[Layout annotation records]
..............................

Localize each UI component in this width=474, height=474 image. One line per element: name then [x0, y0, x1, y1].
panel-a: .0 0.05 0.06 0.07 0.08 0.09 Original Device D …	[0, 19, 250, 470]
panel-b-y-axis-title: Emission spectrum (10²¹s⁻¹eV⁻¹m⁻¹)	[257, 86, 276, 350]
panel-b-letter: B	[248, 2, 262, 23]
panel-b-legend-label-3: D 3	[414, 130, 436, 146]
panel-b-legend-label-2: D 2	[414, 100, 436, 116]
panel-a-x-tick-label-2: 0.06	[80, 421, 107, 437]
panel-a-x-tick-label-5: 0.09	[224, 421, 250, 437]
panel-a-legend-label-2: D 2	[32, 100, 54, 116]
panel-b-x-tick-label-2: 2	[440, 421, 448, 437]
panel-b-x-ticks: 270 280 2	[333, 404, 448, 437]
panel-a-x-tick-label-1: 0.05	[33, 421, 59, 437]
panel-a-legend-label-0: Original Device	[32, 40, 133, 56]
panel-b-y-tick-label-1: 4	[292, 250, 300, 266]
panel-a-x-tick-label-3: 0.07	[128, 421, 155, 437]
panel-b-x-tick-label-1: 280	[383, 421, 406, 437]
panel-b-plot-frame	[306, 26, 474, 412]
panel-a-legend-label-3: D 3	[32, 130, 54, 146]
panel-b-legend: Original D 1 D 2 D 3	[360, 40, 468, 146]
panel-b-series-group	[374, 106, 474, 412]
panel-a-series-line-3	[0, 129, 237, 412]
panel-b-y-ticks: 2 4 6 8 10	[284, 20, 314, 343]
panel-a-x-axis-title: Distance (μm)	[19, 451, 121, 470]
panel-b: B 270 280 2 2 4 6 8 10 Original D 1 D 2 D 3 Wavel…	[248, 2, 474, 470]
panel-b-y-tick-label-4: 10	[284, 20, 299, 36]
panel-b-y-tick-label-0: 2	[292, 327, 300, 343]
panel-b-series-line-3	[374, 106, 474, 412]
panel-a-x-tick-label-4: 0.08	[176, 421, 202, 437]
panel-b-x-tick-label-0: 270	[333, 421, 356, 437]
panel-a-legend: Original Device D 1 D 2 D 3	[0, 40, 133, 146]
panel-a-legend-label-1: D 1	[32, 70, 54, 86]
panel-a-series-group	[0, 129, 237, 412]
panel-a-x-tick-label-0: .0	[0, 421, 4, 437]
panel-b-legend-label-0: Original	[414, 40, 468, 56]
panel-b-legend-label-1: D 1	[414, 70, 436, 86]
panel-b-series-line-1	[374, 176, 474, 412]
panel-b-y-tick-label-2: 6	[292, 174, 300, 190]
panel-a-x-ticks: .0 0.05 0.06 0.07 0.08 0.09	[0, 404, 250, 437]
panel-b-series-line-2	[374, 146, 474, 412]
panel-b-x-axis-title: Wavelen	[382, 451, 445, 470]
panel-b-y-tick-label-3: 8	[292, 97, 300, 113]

..............................

• TASK PROMPT
Return every line of the records word for word, with nothing changed.

• WORKED ANSWER
Localize each UI component in this width=474, height=474 image. One line per element: name then [x0, y0, x1, y1].
panel-a: .0 0.05 0.06 0.07 0.08 0.09 Original Device D …	[0, 19, 250, 470]
panel-b-y-axis-title: Emission spectrum (10²¹s⁻¹eV⁻¹m⁻¹)	[257, 86, 276, 350]
panel-b-letter: B	[248, 2, 262, 23]
panel-b-legend-label-3: D 3	[414, 130, 436, 146]
panel-b-legend-label-2: D 2	[414, 100, 436, 116]
panel-a-x-tick-label-2: 0.06	[80, 421, 107, 437]
panel-a-x-tick-label-5: 0.09	[224, 421, 250, 437]
panel-a-legend-label-2: D 2	[32, 100, 54, 116]
panel-b-x-tick-label-2: 2	[440, 421, 448, 437]
panel-b-x-ticks: 270 280 2	[333, 404, 448, 437]
panel-a-x-tick-label-1: 0.05	[33, 421, 59, 437]
panel-a-legend-label-0: Original Device	[32, 40, 133, 56]
panel-b-y-tick-label-1: 4	[292, 250, 300, 266]
panel-a-x-tick-label-3: 0.07	[128, 421, 155, 437]
panel-b-x-tick-label-1: 280	[383, 421, 406, 437]
panel-b-plot-frame	[306, 26, 474, 412]
panel-a-legend-label-3: D 3	[32, 130, 54, 146]
panel-b-legend: Original D 1 D 2 D 3	[360, 40, 468, 146]
panel-b-series-group	[374, 106, 474, 412]
panel-a-series-line-3	[0, 129, 237, 412]
panel-b-y-ticks: 2 4 6 8 10	[284, 20, 314, 343]
panel-a-x-axis-title: Distance (μm)	[19, 451, 121, 470]
panel-b: B 270 280 2 2 4 6 8 10 Original D 1 D 2 D 3 Wavel…	[248, 2, 474, 470]
panel-b-y-tick-label-4: 10	[284, 20, 299, 36]
panel-b-y-tick-label-0: 2	[292, 327, 300, 343]
panel-b-series-line-3	[374, 106, 474, 412]
panel-a-x-tick-label-4: 0.08	[176, 421, 202, 437]
panel-b-x-tick-label-0: 270	[333, 421, 356, 437]
panel-a-legend: Original Device D 1 D 2 D 3	[0, 40, 133, 146]
panel-a-legend-label-1: D 1	[32, 70, 54, 86]
panel-a-series-group	[0, 129, 237, 412]
panel-a-x-tick-label-0: .0	[0, 421, 4, 437]
panel-b-legend-label-0: Original	[414, 40, 468, 56]
panel-b-legend-label-1: D 1	[414, 70, 436, 86]
panel-b-series-line-1	[374, 176, 474, 412]
panel-b-y-tick-label-2: 6	[292, 174, 300, 190]
panel-a-x-ticks: .0 0.05 0.06 0.07 0.08 0.09	[0, 404, 250, 437]
panel-b-series-line-2	[374, 146, 474, 412]
panel-b-x-axis-title: Wavelen	[382, 451, 445, 470]
panel-b-y-tick-label-3: 8	[292, 97, 300, 113]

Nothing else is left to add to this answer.